Each entry needs to be restated exactly as written.

◆ DATA TO PROCESS:
★ ★ ★

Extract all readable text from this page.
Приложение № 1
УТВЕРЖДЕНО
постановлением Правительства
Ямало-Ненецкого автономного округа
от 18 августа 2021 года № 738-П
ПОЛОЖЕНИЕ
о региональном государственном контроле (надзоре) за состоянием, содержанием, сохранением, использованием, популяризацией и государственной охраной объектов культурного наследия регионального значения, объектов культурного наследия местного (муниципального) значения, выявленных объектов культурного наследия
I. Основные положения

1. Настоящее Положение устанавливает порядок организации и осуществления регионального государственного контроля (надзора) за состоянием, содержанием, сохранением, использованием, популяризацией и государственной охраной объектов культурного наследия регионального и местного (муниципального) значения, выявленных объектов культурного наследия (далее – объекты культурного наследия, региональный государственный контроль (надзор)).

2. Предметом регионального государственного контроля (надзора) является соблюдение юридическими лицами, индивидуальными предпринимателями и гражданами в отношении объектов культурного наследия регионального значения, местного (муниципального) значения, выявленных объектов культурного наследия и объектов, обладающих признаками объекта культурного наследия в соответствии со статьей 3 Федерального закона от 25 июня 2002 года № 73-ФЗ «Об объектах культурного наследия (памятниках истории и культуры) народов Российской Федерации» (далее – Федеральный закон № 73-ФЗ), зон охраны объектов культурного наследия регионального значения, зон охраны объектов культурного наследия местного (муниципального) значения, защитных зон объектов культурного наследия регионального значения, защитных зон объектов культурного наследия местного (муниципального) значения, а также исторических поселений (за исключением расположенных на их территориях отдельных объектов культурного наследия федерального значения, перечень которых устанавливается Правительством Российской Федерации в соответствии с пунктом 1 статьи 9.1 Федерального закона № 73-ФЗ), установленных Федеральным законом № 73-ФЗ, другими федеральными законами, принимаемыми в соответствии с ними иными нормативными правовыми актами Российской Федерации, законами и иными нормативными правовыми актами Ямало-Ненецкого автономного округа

★ ★ ★

◆ SOLVED PROBLEM:
Extract all readable text from this page.
Приложение № 1
УТВЕРЖДЕНО
постановлением Правительства
Ямало-Ненецкого автономного округа
от 18 августа 2021 года № 738-П
ПОЛОЖЕНИЕ
о региональном государственном контроле (надзоре) за состоянием, содержанием, сохранением, использованием, популяризацией и государственной охраной объектов культурного наследия регионального значения, объектов культурного наследия местного (муниципального) значения, выявленных объектов культурного наследия
I. Основные положения

1. Настоящее Положение устанавливает порядок организации и осуществления регионального государственного контроля (надзора) за состоянием, содержанием, сохранением, использованием, популяризацией и государственной охраной объектов культурного наследия регионального и местного (муниципального) значения, выявленных объектов культурного наследия (далее – объекты культурного наследия, региональный государственный контроль (надзор)).

2. Предметом регионального государственного контроля (надзора) является соблюдение юридическими лицами, индивидуальными предпринимателями и гражданами в отношении объектов культурного наследия регионального значения, местного (муниципального) значения, выявленных объектов культурного наследия и объектов, обладающих признаками объекта культурного наследия в соответствии со статьей 3 Федерального закона от 25 июня 2002 года № 73-ФЗ «Об объектах культурного наследия (памятниках истории и культуры) народов Российской Федерации» (далее – Федеральный закон № 73-ФЗ), зон охраны объектов культурного наследия регионального значения, зон охраны объектов культурного наследия местного (муниципального) значения, защитных зон объектов культурного наследия регионального значения, защитных зон объектов культурного наследия местного (муниципального) значения, а также исторических поселений (за исключением расположенных на их территориях отдельных объектов культурного наследия федерального значения, перечень которых устанавливается Правительством Российской Федерации в соответствии с пунктом 1 статьи 9.1 Федерального закона № 73-ФЗ), установленных Федеральным законом № 73-ФЗ, другими федеральными законами, принимаемыми в соответствии с ними иными нормативными правовыми актами Российской Федерации, законами и иными нормативными правовыми актами Ямало-Ненецкого автономного округа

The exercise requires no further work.